# [TASK]
Only the number is needed: how many lines contain the word "left"?

__________

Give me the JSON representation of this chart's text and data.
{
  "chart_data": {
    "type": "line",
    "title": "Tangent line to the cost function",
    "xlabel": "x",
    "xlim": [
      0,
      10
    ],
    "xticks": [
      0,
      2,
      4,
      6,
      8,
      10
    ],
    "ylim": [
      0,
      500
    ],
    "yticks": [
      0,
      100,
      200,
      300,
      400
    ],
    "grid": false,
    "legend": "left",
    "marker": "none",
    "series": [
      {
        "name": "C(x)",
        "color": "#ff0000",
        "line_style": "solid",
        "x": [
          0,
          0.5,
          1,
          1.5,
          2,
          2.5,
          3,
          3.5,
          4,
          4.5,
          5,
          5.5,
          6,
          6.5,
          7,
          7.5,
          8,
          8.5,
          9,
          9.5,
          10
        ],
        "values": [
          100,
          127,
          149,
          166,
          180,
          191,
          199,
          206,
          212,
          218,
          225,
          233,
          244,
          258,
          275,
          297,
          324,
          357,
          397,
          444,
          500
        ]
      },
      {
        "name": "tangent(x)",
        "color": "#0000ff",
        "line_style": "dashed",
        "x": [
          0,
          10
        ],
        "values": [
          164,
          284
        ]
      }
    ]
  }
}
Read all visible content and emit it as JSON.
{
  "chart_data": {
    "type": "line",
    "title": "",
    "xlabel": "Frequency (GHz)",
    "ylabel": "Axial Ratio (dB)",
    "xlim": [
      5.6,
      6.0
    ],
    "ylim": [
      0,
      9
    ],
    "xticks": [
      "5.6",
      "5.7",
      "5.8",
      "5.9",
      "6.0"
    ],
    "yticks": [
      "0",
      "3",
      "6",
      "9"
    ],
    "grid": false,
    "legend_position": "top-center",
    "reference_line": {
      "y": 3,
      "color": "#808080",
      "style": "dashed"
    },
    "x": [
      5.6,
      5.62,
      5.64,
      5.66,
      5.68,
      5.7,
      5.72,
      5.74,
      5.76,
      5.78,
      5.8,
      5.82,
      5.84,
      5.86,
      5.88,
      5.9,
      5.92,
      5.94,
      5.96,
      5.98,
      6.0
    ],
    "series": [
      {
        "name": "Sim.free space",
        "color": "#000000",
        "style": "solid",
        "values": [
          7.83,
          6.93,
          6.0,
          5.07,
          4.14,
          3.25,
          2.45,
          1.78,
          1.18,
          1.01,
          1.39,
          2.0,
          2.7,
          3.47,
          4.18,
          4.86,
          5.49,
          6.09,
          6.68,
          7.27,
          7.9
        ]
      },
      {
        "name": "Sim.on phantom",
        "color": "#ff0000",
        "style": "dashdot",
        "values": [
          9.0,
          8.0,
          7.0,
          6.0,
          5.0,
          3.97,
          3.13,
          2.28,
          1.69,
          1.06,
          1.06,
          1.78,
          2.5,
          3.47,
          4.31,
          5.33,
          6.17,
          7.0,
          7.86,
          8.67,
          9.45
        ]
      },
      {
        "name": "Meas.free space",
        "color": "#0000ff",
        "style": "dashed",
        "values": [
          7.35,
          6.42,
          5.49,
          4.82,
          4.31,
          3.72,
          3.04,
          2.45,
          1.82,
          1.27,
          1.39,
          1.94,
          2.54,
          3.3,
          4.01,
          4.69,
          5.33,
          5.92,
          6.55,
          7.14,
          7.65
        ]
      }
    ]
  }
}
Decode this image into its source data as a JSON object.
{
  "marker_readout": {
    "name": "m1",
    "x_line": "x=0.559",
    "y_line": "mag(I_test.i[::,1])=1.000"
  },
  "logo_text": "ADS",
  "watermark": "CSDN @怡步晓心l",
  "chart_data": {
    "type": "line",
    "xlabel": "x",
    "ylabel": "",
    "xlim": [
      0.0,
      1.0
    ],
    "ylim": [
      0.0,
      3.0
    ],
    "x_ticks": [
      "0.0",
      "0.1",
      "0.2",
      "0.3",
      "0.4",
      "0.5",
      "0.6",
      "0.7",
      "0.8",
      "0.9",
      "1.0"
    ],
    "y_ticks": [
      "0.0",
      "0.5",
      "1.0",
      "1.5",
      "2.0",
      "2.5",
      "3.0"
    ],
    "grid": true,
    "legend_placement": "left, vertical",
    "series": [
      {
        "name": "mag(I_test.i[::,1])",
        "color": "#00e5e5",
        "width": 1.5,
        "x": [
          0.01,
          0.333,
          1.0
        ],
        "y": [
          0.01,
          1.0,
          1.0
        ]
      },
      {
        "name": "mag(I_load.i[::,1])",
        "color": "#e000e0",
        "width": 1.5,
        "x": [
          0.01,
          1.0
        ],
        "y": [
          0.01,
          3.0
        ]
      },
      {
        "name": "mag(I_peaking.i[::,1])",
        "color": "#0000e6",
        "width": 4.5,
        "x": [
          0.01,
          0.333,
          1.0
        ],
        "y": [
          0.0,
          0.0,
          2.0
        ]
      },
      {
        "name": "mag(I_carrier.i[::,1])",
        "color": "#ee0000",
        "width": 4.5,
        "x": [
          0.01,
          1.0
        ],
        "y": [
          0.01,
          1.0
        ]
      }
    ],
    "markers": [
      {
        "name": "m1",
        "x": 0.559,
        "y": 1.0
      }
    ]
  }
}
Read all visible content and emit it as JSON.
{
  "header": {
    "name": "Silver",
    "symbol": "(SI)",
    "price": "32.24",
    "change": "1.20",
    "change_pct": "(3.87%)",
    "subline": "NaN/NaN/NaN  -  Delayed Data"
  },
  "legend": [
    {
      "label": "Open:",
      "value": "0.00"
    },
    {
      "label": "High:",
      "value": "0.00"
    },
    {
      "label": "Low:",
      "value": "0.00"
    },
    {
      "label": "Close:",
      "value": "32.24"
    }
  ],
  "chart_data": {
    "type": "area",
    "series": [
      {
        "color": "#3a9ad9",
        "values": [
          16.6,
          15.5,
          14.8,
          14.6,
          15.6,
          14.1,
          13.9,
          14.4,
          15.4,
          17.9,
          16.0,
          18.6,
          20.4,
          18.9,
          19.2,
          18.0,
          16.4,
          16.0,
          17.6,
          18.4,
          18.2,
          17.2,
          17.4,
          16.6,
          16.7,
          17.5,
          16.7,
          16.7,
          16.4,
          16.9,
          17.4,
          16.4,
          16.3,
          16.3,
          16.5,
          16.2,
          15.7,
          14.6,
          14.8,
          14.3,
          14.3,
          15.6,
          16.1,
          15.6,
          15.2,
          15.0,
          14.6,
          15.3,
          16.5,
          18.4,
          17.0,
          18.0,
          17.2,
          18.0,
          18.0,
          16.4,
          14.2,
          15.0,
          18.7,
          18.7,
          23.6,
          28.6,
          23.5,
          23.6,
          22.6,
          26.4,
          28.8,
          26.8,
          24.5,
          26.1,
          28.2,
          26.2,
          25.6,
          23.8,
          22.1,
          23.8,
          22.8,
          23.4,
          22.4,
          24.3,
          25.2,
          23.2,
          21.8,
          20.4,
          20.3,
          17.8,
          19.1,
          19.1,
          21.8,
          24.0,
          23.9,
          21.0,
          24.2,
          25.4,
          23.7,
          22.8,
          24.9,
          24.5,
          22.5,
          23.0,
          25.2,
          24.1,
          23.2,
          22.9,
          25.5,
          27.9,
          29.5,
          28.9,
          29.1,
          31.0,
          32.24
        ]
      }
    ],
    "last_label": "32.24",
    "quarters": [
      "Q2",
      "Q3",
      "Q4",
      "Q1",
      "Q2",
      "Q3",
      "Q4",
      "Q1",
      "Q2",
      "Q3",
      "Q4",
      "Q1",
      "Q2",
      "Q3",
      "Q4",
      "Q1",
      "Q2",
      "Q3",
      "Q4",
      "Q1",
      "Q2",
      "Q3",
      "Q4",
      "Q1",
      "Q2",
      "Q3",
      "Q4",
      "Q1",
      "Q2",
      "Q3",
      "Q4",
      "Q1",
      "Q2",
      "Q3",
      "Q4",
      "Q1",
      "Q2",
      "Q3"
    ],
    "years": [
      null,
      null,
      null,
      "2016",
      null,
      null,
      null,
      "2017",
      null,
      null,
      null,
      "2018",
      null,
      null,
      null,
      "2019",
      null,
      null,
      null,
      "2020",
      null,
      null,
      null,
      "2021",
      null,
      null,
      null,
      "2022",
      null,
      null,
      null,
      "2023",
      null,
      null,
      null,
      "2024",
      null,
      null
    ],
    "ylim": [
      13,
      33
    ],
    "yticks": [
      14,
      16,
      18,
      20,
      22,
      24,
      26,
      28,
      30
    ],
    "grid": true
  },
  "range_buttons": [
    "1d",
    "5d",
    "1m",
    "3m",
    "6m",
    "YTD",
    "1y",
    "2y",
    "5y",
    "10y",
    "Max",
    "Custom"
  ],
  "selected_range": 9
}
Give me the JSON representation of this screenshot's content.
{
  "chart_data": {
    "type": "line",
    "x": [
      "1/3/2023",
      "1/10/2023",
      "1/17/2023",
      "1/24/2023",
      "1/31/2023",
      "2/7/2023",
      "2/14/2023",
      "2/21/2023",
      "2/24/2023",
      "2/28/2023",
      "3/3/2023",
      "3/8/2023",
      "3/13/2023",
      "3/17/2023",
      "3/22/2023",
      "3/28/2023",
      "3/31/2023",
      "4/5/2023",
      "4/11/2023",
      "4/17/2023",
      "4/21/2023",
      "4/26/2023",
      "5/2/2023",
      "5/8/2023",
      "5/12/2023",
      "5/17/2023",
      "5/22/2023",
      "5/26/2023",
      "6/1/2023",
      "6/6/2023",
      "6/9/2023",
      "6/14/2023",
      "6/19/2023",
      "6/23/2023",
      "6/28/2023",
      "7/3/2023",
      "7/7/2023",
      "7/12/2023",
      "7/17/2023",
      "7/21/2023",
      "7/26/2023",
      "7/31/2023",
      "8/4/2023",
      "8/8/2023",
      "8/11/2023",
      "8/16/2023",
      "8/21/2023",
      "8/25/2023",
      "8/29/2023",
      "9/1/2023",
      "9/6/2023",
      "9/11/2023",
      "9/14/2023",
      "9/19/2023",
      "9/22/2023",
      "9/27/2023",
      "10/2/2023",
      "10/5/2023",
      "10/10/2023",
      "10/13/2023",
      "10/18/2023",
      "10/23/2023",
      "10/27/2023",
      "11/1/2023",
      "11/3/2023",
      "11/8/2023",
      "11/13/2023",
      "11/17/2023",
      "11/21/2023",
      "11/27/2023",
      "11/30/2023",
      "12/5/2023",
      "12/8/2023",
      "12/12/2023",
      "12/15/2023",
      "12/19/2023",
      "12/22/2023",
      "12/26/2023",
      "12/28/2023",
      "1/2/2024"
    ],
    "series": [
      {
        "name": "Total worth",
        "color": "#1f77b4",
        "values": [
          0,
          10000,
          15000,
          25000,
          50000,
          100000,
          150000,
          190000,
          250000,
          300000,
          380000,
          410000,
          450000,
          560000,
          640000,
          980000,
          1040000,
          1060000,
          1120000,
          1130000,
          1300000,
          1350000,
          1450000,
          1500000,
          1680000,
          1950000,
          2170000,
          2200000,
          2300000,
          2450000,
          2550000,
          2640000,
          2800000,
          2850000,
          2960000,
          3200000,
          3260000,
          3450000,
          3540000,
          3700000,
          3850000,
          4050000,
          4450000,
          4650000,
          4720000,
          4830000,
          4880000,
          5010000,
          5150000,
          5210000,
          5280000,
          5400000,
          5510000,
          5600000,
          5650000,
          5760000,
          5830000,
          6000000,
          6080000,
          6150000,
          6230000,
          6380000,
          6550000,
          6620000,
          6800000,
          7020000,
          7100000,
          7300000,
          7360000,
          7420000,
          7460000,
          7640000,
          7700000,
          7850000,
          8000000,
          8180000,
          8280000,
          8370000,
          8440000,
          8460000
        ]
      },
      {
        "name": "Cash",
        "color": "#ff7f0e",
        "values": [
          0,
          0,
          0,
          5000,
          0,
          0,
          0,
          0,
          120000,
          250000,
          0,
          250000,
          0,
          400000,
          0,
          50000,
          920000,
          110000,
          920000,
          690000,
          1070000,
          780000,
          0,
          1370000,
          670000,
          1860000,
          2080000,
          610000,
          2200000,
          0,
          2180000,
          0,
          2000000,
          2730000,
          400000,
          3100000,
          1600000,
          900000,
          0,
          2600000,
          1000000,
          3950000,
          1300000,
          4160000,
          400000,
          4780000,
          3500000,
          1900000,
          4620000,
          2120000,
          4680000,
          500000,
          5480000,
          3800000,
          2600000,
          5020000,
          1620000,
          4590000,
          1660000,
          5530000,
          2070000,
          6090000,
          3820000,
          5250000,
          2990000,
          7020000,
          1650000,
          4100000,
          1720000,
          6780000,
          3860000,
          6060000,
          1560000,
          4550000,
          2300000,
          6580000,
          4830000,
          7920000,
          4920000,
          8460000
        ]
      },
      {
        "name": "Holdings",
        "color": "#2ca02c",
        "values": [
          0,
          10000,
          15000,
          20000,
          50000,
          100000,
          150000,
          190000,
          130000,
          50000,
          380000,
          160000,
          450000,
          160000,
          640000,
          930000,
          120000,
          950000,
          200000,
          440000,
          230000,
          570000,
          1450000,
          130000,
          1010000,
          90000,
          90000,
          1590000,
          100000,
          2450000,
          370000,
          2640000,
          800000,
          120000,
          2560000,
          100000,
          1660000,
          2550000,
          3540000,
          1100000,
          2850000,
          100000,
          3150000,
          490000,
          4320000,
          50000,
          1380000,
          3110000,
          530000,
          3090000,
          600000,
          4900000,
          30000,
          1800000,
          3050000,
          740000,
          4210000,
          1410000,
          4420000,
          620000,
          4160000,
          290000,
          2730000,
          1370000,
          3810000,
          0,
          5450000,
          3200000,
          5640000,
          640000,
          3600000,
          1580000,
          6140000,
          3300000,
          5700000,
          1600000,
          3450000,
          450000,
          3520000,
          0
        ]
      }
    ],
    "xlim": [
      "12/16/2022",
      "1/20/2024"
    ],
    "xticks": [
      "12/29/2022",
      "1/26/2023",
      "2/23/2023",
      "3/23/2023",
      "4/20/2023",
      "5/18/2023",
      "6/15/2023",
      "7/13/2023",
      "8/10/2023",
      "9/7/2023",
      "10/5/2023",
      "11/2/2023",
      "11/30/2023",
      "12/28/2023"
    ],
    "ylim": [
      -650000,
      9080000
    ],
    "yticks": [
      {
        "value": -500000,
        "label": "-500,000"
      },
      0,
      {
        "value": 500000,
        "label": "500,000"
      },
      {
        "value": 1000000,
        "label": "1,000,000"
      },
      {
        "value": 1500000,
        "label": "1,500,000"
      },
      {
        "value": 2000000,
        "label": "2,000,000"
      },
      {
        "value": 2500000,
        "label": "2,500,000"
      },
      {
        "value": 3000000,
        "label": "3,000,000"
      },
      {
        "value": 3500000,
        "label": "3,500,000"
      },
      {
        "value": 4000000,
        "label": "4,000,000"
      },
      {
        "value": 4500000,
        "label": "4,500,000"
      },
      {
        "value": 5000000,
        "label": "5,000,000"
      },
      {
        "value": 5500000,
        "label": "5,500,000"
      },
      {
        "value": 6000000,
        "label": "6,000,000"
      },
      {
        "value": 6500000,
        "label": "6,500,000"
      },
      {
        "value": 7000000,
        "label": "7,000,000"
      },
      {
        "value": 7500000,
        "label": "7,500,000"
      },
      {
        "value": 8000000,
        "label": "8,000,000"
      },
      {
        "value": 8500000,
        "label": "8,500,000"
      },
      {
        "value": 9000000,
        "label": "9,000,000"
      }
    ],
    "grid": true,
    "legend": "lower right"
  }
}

__________

# [EXERCISE ANSWER]
2